**YOUR TASK**
Filter for the word "Chap" and keep each matching line.

**Stored records**
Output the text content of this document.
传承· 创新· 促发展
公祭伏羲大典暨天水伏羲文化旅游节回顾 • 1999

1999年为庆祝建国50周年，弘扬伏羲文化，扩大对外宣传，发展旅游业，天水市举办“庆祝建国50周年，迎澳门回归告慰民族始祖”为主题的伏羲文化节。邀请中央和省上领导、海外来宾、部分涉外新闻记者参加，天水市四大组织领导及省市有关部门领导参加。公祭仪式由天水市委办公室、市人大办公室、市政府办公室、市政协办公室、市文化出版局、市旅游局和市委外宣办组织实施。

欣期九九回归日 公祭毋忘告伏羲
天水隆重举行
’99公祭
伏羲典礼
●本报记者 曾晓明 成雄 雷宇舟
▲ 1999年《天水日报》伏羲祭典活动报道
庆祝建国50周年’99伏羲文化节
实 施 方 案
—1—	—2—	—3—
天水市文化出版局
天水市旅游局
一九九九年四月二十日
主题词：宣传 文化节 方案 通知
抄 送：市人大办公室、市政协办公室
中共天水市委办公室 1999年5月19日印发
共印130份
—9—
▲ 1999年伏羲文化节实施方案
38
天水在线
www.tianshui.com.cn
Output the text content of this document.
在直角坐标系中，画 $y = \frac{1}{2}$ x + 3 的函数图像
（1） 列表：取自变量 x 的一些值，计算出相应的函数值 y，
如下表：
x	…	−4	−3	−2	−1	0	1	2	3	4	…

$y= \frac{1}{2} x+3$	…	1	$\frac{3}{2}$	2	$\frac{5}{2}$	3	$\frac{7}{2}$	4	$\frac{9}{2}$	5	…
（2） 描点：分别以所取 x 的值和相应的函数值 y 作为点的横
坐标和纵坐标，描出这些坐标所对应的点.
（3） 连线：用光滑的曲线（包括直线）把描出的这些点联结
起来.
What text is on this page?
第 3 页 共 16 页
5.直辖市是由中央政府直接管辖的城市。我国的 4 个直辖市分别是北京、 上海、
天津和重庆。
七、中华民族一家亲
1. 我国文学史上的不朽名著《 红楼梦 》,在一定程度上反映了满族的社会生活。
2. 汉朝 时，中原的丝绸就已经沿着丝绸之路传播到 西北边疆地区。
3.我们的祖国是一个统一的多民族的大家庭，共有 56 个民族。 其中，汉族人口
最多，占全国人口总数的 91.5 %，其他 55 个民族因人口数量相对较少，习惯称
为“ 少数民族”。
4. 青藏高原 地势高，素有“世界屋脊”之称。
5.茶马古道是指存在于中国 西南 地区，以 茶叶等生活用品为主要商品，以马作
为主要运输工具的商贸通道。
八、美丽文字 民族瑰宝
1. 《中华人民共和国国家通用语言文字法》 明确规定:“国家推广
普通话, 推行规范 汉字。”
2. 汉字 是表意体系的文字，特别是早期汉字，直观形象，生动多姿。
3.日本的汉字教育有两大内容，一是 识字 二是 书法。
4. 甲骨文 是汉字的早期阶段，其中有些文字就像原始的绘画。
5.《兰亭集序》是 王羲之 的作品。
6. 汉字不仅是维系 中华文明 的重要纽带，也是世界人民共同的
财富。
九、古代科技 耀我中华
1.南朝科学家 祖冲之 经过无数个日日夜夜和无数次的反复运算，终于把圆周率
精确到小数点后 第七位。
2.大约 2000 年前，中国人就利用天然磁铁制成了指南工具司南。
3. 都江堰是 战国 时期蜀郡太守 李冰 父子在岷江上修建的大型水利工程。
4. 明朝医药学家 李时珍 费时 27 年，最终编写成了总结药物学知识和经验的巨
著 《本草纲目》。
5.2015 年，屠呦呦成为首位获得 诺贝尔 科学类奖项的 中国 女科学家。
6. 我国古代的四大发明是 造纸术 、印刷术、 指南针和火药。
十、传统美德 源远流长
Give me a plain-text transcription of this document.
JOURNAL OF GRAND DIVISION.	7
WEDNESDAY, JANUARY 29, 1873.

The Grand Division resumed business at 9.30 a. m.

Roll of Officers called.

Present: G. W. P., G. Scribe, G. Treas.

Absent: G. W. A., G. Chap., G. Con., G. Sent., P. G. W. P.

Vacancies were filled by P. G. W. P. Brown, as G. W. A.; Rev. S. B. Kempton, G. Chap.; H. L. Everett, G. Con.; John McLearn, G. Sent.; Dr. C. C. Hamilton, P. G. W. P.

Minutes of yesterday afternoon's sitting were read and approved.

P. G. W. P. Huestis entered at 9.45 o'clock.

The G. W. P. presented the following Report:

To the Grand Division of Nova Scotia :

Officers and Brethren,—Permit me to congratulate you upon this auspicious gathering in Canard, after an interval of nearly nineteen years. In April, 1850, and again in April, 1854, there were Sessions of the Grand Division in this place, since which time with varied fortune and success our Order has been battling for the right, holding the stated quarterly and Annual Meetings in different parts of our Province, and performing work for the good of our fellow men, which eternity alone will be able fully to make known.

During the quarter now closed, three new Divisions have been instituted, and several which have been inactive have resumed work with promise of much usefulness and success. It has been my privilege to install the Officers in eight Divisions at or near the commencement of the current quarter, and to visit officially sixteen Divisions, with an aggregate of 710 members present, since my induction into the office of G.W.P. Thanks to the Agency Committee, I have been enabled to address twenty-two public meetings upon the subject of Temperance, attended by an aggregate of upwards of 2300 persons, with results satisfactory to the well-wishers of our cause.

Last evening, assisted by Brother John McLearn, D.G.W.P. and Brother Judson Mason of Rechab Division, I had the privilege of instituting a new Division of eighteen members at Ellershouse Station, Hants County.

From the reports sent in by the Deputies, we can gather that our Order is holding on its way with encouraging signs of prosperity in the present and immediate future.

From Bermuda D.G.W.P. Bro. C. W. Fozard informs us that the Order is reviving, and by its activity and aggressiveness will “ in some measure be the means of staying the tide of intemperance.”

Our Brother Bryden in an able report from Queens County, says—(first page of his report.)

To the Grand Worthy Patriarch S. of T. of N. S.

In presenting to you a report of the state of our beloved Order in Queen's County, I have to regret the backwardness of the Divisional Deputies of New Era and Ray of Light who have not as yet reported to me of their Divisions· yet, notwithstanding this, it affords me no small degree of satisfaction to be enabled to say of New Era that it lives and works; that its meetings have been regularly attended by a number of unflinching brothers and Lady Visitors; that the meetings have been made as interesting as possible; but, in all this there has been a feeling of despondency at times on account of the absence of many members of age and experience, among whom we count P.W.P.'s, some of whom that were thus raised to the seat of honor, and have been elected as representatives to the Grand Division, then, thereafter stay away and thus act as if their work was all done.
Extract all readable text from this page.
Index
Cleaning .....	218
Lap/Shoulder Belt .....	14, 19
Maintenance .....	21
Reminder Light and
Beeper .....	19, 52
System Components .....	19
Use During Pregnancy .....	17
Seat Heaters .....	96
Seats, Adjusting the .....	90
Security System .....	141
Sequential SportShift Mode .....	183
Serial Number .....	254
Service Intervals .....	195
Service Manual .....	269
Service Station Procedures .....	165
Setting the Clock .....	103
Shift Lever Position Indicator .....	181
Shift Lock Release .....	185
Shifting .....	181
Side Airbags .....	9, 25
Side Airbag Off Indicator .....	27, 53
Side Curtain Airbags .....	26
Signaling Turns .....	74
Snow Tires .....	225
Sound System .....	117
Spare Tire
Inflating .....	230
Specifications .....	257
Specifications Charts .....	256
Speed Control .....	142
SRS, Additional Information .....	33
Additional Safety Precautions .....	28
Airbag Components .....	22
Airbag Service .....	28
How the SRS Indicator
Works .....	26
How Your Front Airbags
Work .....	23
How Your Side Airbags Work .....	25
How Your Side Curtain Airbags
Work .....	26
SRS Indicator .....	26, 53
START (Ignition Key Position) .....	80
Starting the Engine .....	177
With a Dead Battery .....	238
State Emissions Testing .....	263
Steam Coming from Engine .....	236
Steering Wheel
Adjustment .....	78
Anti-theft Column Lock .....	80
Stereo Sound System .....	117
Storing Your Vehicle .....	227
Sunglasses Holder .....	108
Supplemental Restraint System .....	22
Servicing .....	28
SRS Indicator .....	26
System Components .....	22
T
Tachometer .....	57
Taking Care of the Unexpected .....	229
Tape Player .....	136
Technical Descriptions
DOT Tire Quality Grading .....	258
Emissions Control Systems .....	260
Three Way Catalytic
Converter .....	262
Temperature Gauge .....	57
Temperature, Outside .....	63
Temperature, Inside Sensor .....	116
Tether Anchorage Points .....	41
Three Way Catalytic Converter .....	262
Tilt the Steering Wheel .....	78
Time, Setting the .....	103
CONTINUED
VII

**WRITTEN SOLUTION**
Absent: G. W. A., G. Chap., G. Con., G. Sent., P. G. W. P.
Vacancies were filled by P. G. W. P. Brown, as G. W. A.; Rev. S. B. Kempton, G. Chap.; H. L. Everett, G. Con.; John McLearn, G. Sent.; Dr. C. C. Hamilton, P. G. W. P.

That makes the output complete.